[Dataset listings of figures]
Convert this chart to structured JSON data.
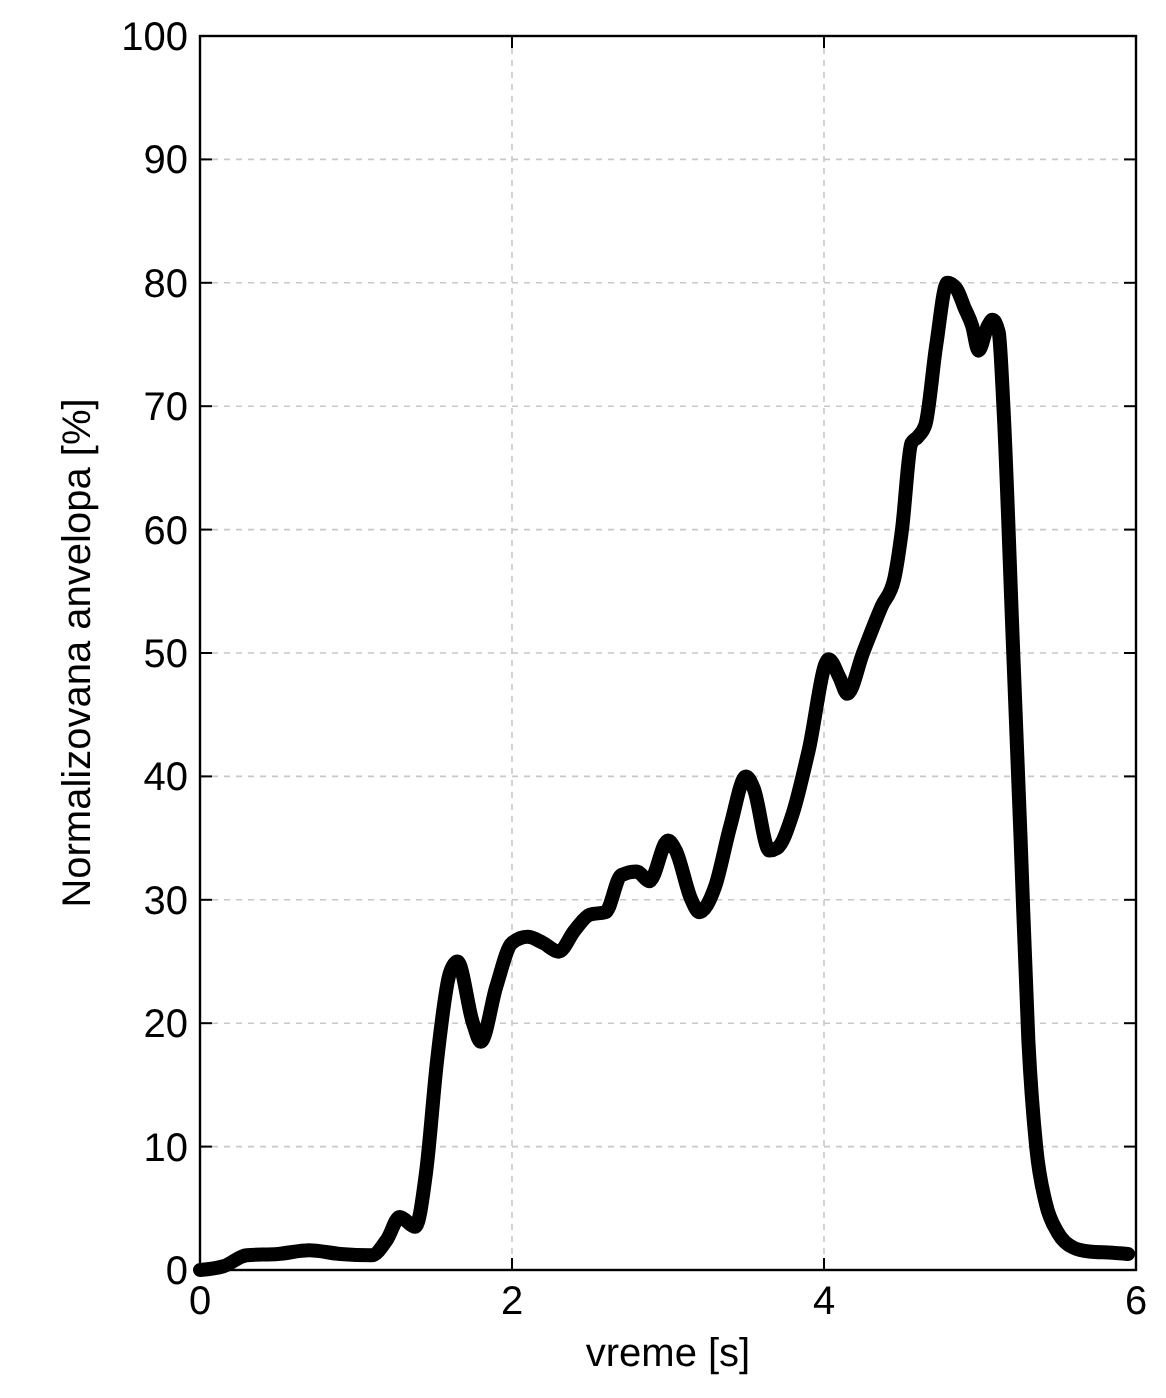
{
  "chart_data": {
    "type": "line",
    "xlabel": "vreme [s]",
    "ylabel": "Normalizovana anvelopa [%]",
    "xlim": [
      0,
      6
    ],
    "ylim": [
      0,
      100
    ],
    "xticks": [
      0,
      2,
      4,
      6
    ],
    "yticks": [
      0,
      10,
      20,
      30,
      40,
      50,
      60,
      70,
      80,
      90,
      100
    ],
    "grid": true,
    "line_style": "solid",
    "marker": "none",
    "series": [
      {
        "color": "#000000",
        "x": [
          0,
          0.15,
          0.3,
          0.5,
          0.7,
          0.9,
          1.1,
          1.2,
          1.28,
          1.38,
          1.45,
          1.52,
          1.6,
          1.65,
          1.75,
          1.8,
          1.9,
          2.0,
          2.1,
          2.2,
          2.3,
          2.4,
          2.5,
          2.6,
          2.7,
          2.8,
          2.88,
          3.0,
          3.05,
          3.15,
          3.2,
          3.3,
          3.4,
          3.5,
          3.55,
          3.65,
          3.7,
          3.8,
          3.9,
          4.03,
          4.1,
          4.15,
          4.25,
          4.37,
          4.45,
          4.5,
          4.56,
          4.6,
          4.65,
          4.72,
          4.79,
          4.85,
          4.9,
          4.95,
          4.99,
          5.05,
          5.08,
          5.12,
          5.15,
          5.21,
          5.26,
          5.31,
          5.36,
          5.42,
          5.5,
          5.6,
          5.7,
          5.85,
          5.95
        ],
        "values": [
          0,
          0.3,
          1.2,
          1.3,
          1.6,
          1.3,
          1.2,
          2.5,
          4.3,
          3.5,
          8,
          17,
          24,
          25,
          20,
          18.5,
          23,
          26.5,
          27,
          26.5,
          25.8,
          27.5,
          28.8,
          29,
          32,
          32.3,
          31.5,
          34.8,
          34,
          30,
          29,
          31,
          36,
          40,
          39,
          34,
          34.2,
          37,
          42,
          49.5,
          48,
          46.7,
          50,
          53.8,
          56,
          60,
          67,
          67.5,
          68.5,
          75,
          80,
          79.5,
          78,
          76.5,
          74.5,
          76.5,
          77,
          76,
          70,
          51,
          35,
          18.6,
          10,
          5.5,
          3,
          1.8,
          1.5,
          1.4,
          1.3
        ]
      }
    ]
  }
}
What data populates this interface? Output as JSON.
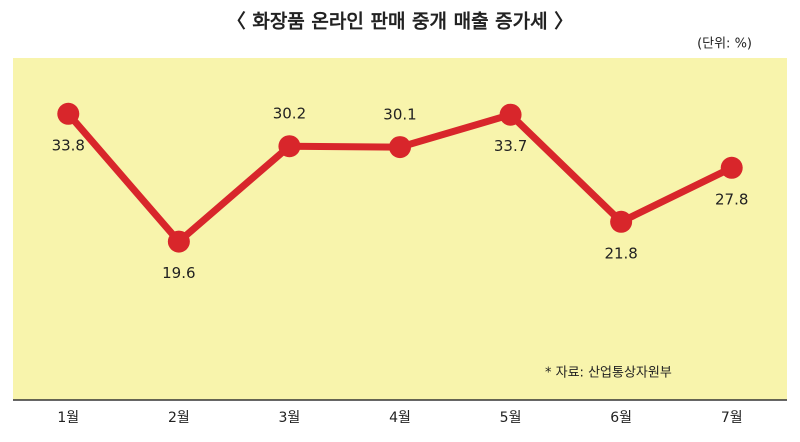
{
  "chart_data": {
    "type": "line",
    "title": "〈 화장품 온라인 판매 중개 매출 증가세 〉",
    "unit": "(단위: %)",
    "source": "* 자료: 산업통상자원부",
    "categories": [
      "1월",
      "2월",
      "3월",
      "4월",
      "5월",
      "6월",
      "7월"
    ],
    "values": [
      33.8,
      19.6,
      30.2,
      30.1,
      33.7,
      21.8,
      27.8
    ],
    "color": "#d8262b",
    "ylim": [
      2,
      40
    ]
  }
}
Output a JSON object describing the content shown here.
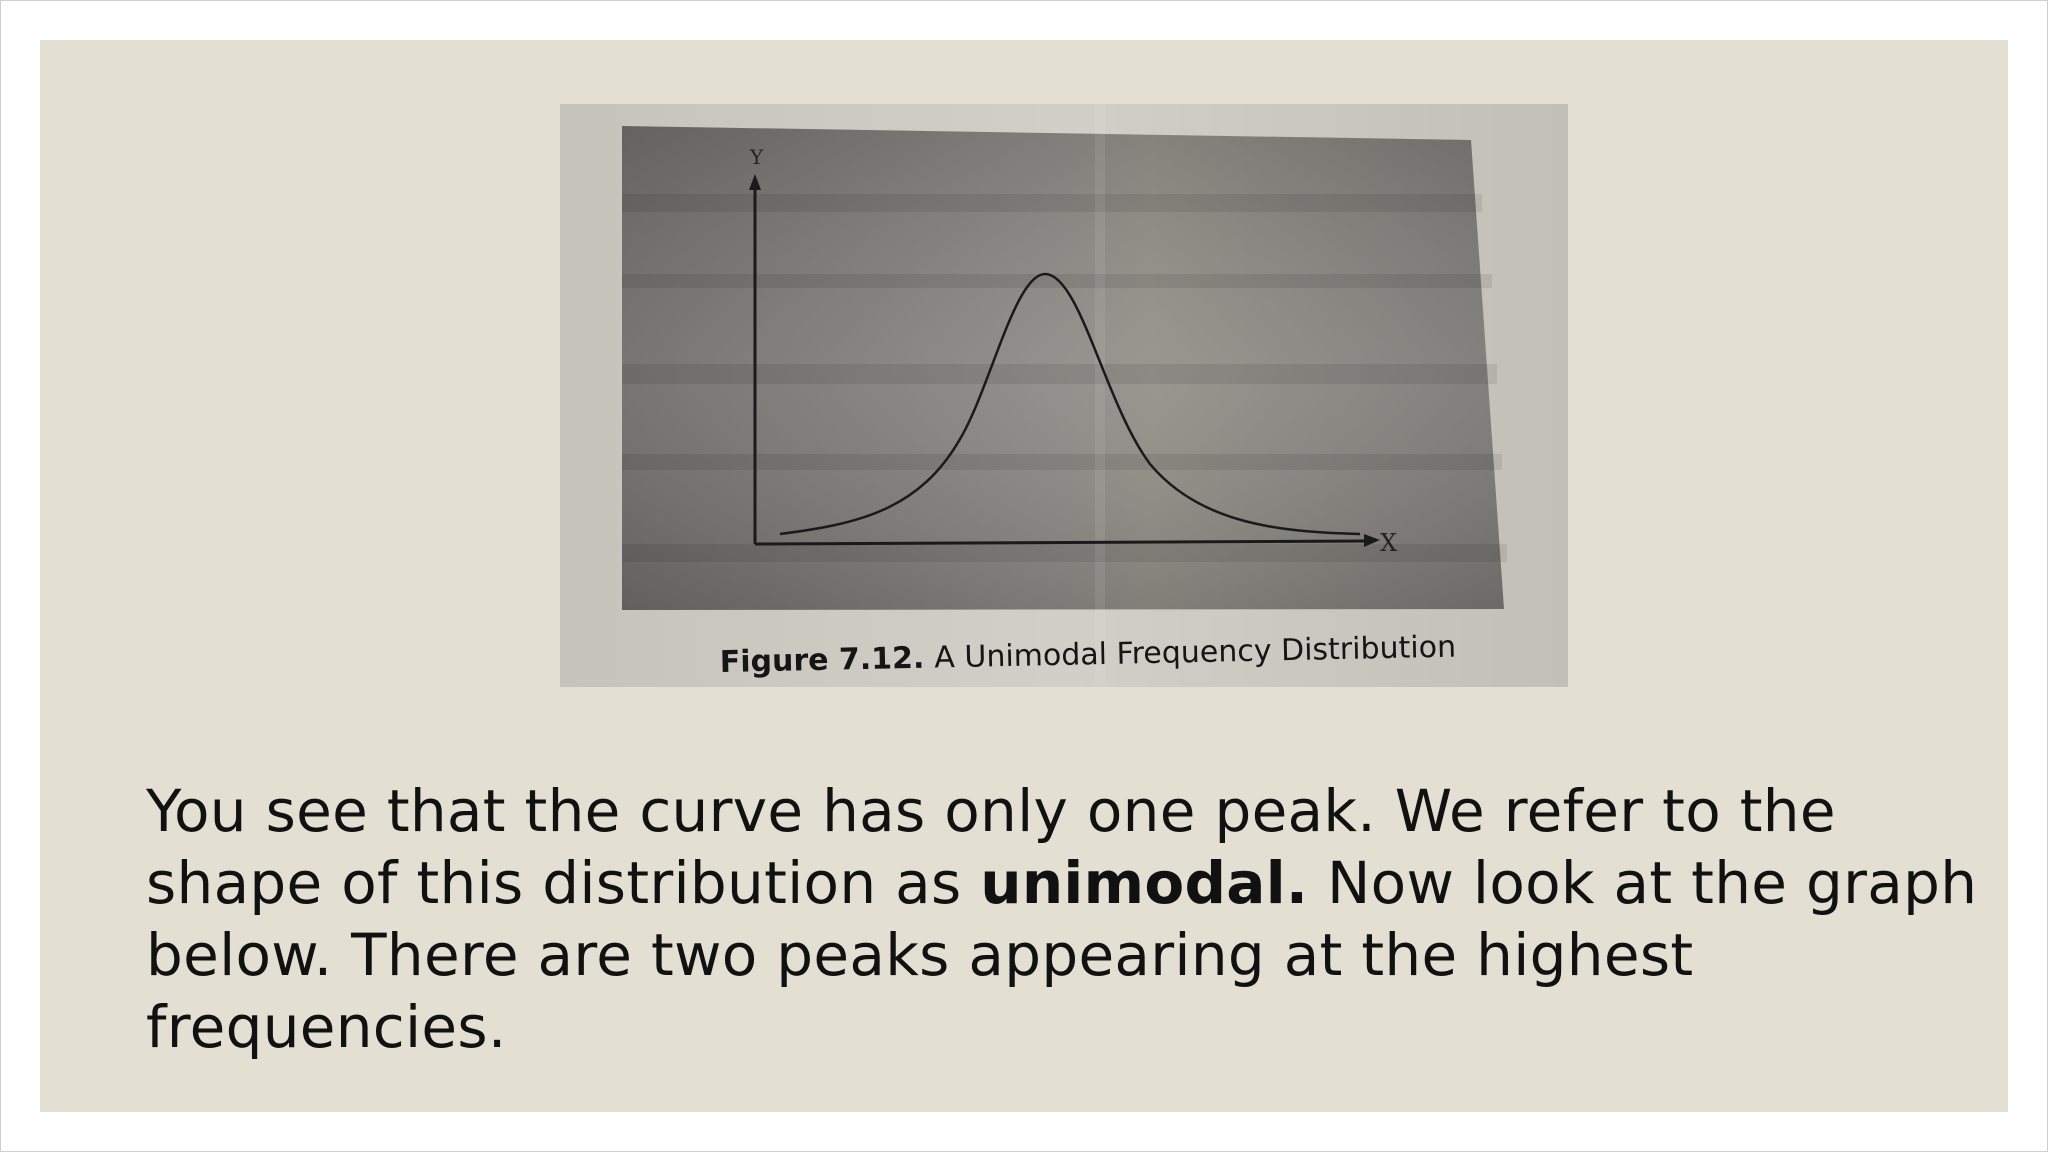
{
  "figure": {
    "y_axis_label": "Y",
    "x_axis_label": "X",
    "caption_bold": "Figure 7.12.",
    "caption_text": "A Unimodal Frequency Distribution"
  },
  "body": {
    "line1": "You see that the curve has only one peak. We refer to the",
    "line2_before": "shape of this distribution as ",
    "line2_bold": "unimodal.",
    "line2_after": " Now look at the graph",
    "line3": "below. There are two peaks appearing at the highest",
    "line4": "frequencies."
  },
  "colors": {
    "slide_background": "#e3dfd2",
    "photo_paper": "#c9c6bf",
    "chart_panel": "#7d7b77",
    "curve": "#1a1a1a"
  }
}
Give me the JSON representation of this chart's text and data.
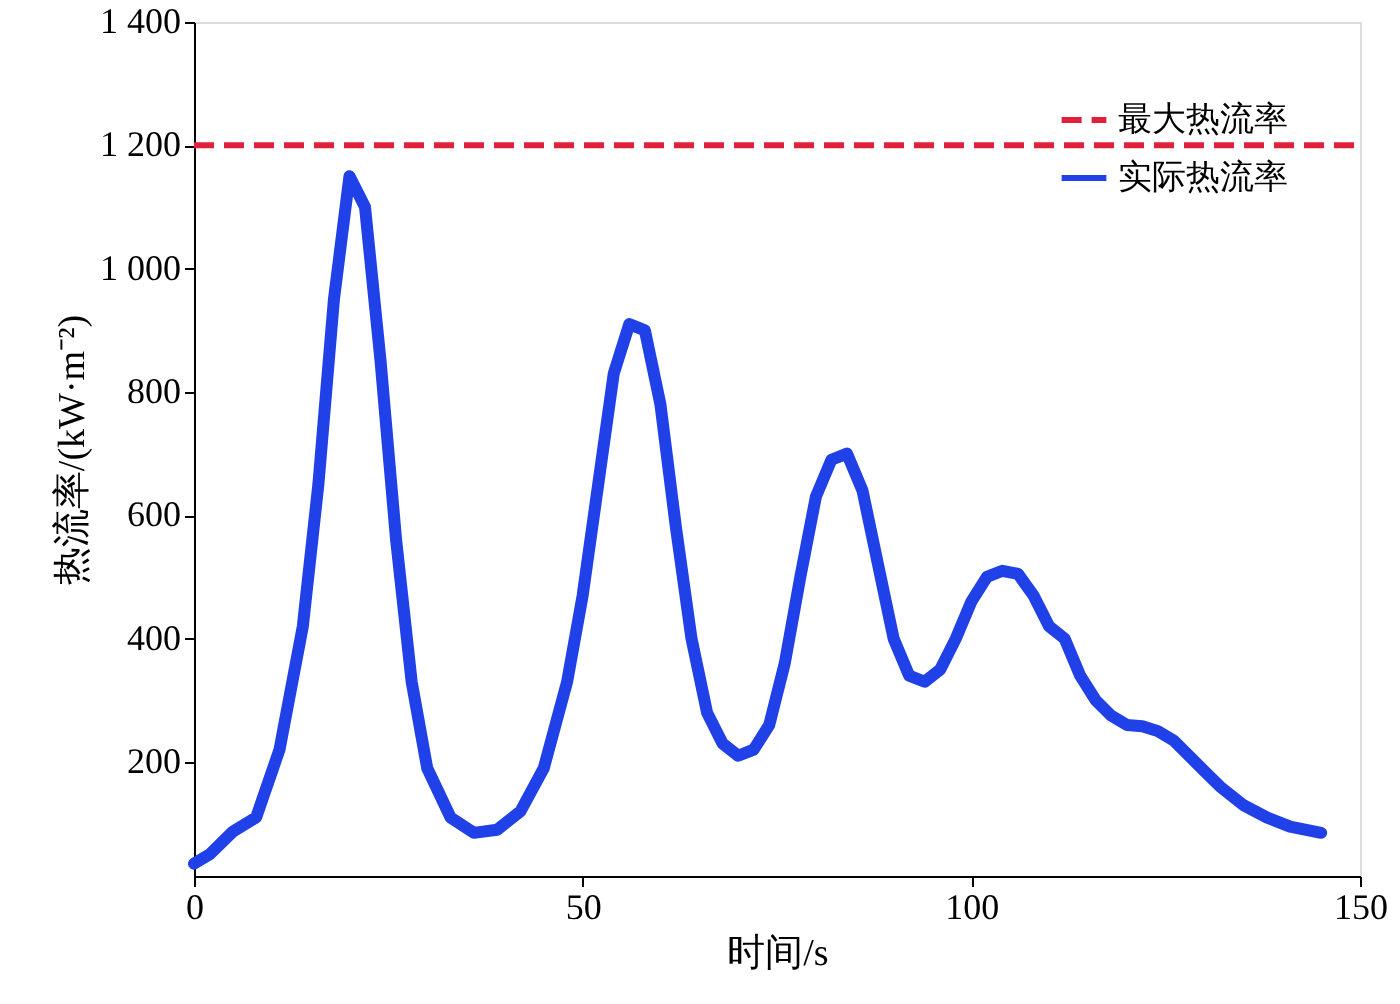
{
  "chart_data": {
    "type": "line",
    "xlabel": "时间/s",
    "ylabel": "热流率/(kW·m⁻²)",
    "xlim": [
      0,
      150
    ],
    "ylim": [
      15,
      1400
    ],
    "xticks": [
      0,
      50,
      100,
      150
    ],
    "yticks": [
      200,
      400,
      600,
      800,
      {
        "value": 1000,
        "label": "1 000"
      },
      {
        "value": 1200,
        "label": "1 200"
      },
      {
        "value": 1400,
        "label": "1 400"
      }
    ],
    "grid": false,
    "legend": "top right",
    "line_style": "solid",
    "ref_lines": [
      {
        "axis": "y",
        "value": 1200,
        "label": "最大热流率",
        "color": "#e0203c",
        "line_style": "dashed"
      }
    ],
    "x": [
      0,
      2,
      5,
      8,
      11,
      14,
      16,
      18,
      20,
      22,
      24,
      26,
      28,
      30,
      33,
      36,
      39,
      42,
      45,
      48,
      50,
      52,
      54,
      56,
      58,
      60,
      62,
      64,
      66,
      68,
      70,
      72,
      74,
      76,
      78,
      80,
      82,
      84,
      86,
      88,
      90,
      92,
      94,
      96,
      98,
      100,
      102,
      104,
      106,
      108,
      110,
      112,
      114,
      116,
      118,
      120,
      122,
      124,
      126,
      128,
      130,
      132,
      135,
      138,
      141,
      145
    ],
    "series": [
      {
        "name": "实际热流率",
        "color": "#2040e8",
        "values": [
          35,
          50,
          87,
          110,
          220,
          420,
          650,
          950,
          1150,
          1100,
          850,
          560,
          330,
          190,
          110,
          85,
          90,
          120,
          190,
          330,
          470,
          650,
          830,
          910,
          900,
          780,
          580,
          400,
          280,
          230,
          210,
          220,
          260,
          360,
          500,
          630,
          690,
          700,
          640,
          520,
          400,
          340,
          330,
          350,
          400,
          460,
          500,
          510,
          505,
          470,
          420,
          400,
          340,
          300,
          275,
          260,
          258,
          250,
          235,
          210,
          185,
          160,
          130,
          110,
          95,
          85
        ]
      }
    ]
  }
}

__Goal__: Repeat each entry above word for word, leaving every picture out.

__Worked solution__:
Convert this chart to structured JSON data.
{
  "chart_data": {
    "type": "line",
    "xlabel": "vreme [s]",
    "ylabel": "Normalizovana anvelopa [%]",
    "xlim": [
      0,
      6
    ],
    "ylim": [
      0,
      100
    ],
    "xticks": [
      0,
      2,
      4,
      6
    ],
    "yticks": [
      0,
      10,
      20,
      30,
      40,
      50,
      60,
      70,
      80,
      90,
      100
    ],
    "grid": true,
    "line_style": "solid",
    "marker": "none",
    "series": [
      {
        "color": "#000000",
        "x": [
          0,
          0.15,
          0.3,
          0.5,
          0.7,
          0.9,
          1.1,
          1.2,
          1.28,
          1.38,
          1.45,
          1.52,
          1.6,
          1.65,
          1.75,
          1.8,
          1.9,
          2.0,
          2.1,
          2.2,
          2.3,
          2.4,
          2.5,
          2.6,
          2.7,
          2.8,
          2.88,
          3.0,
          3.05,
          3.15,
          3.2,
          3.3,
          3.4,
          3.5,
          3.55,
          3.65,
          3.7,
          3.8,
          3.9,
          4.03,
          4.1,
          4.15,
          4.25,
          4.37,
          4.45,
          4.5,
          4.56,
          4.6,
          4.65,
          4.72,
          4.79,
          4.85,
          4.9,
          4.95,
          4.99,
          5.05,
          5.08,
          5.12,
          5.15,
          5.21,
          5.26,
          5.31,
          5.36,
          5.42,
          5.5,
          5.6,
          5.7,
          5.85,
          5.95
        ],
        "values": [
          0,
          0.3,
          1.2,
          1.3,
          1.6,
          1.3,
          1.2,
          2.5,
          4.3,
          3.5,
          8,
          17,
          24,
          25,
          20,
          18.5,
          23,
          26.5,
          27,
          26.5,
          25.8,
          27.5,
          28.8,
          29,
          32,
          32.3,
          31.5,
          34.8,
          34,
          30,
          29,
          31,
          36,
          40,
          39,
          34,
          34.2,
          37,
          42,
          49.5,
          48,
          46.7,
          50,
          53.8,
          56,
          60,
          67,
          67.5,
          68.5,
          75,
          80,
          79.5,
          78,
          76.5,
          74.5,
          76.5,
          77,
          76,
          70,
          51,
          35,
          18.6,
          10,
          5.5,
          3,
          1.8,
          1.5,
          1.4,
          1.3
        ]
      }
    ]
  }
}
What data populates this interface? Output as JSON.
{
  "chart_data": {
    "type": "line",
    "title": "〈 화장품 온라인 판매 중개 매출 증가세 〉",
    "unit": "(단위: %)",
    "source": "* 자료: 산업통상자원부",
    "categories": [
      "1월",
      "2월",
      "3월",
      "4월",
      "5월",
      "6월",
      "7월"
    ],
    "values": [
      33.8,
      19.6,
      30.2,
      30.1,
      33.7,
      21.8,
      27.8
    ],
    "color": "#d8262b",
    "ylim": [
      2,
      40
    ]
  }
}
Output a JSON object describing the content shown here.
{
  "figure": {
    "y_axis_label": "Y",
    "x_axis_label": "X",
    "caption_bold": "Figure 7.12.",
    "caption_text": "A Unimodal Frequency Distribution"
  },
  "body": {
    "line1": "You see that the curve has only one peak. We refer to the",
    "line2_before": "shape of this distribution as ",
    "line2_bold": "unimodal.",
    "line2_after": " Now look at the graph",
    "line3": "below. There are two peaks appearing at the highest",
    "line4": "frequencies."
  },
  "colors": {
    "slide_background": "#e3dfd2",
    "photo_paper": "#c9c6bf",
    "chart_panel": "#7d7b77",
    "curve": "#1a1a1a"
  }
}
Give me the JSON representation of this chart's text and data.
{
  "chart_data": {
    "type": "line",
    "xlabel": "时间/s",
    "ylabel": "热流率/(kW·m⁻²)",
    "xlim": [
      0,
      150
    ],
    "ylim": [
      15,
      1400
    ],
    "xticks": [
      0,
      50,
      100,
      150
    ],
    "yticks": [
      200,
      400,
      600,
      800,
      {
        "value": 1000,
        "label": "1 000"
      },
      {
        "value": 1200,
        "label": "1 200"
      },
      {
        "value": 1400,
        "label": "1 400"
      }
    ],
    "grid": false,
    "legend": "top right",
    "line_style": "solid",
    "ref_lines": [
      {
        "axis": "y",
        "value": 1200,
        "label": "最大热流率",
        "color": "#e0203c",
        "line_style": "dashed"
      }
    ],
    "x": [
      0,
      2,
      5,
      8,
      11,
      14,
      16,
      18,
      20,
      22,
      24,
      26,
      28,
      30,
      33,
      36,
      39,
      42,
      45,
      48,
      50,
      52,
      54,
      56,
      58,
      60,
      62,
      64,
      66,
      68,
      70,
      72,
      74,
      76,
      78,
      80,
      82,
      84,
      86,
      88,
      90,
      92,
      94,
      96,
      98,
      100,
      102,
      104,
      106,
      108,
      110,
      112,
      114,
      116,
      118,
      120,
      122,
      124,
      126,
      128,
      130,
      132,
      135,
      138,
      141,
      145
    ],
    "series": [
      {
        "name": "实际热流率",
        "color": "#2040e8",
        "values": [
          35,
          50,
          87,
          110,
          220,
          420,
          650,
          950,
          1150,
          1100,
          850,
          560,
          330,
          190,
          110,
          85,
          90,
          120,
          190,
          330,
          470,
          650,
          830,
          910,
          900,
          780,
          580,
          400,
          280,
          230,
          210,
          220,
          260,
          360,
          500,
          630,
          690,
          700,
          640,
          520,
          400,
          340,
          330,
          350,
          400,
          460,
          500,
          510,
          505,
          470,
          420,
          400,
          340,
          300,
          275,
          260,
          258,
          250,
          235,
          210,
          185,
          160,
          130,
          110,
          95,
          85
        ]
      }
    ]
  }
}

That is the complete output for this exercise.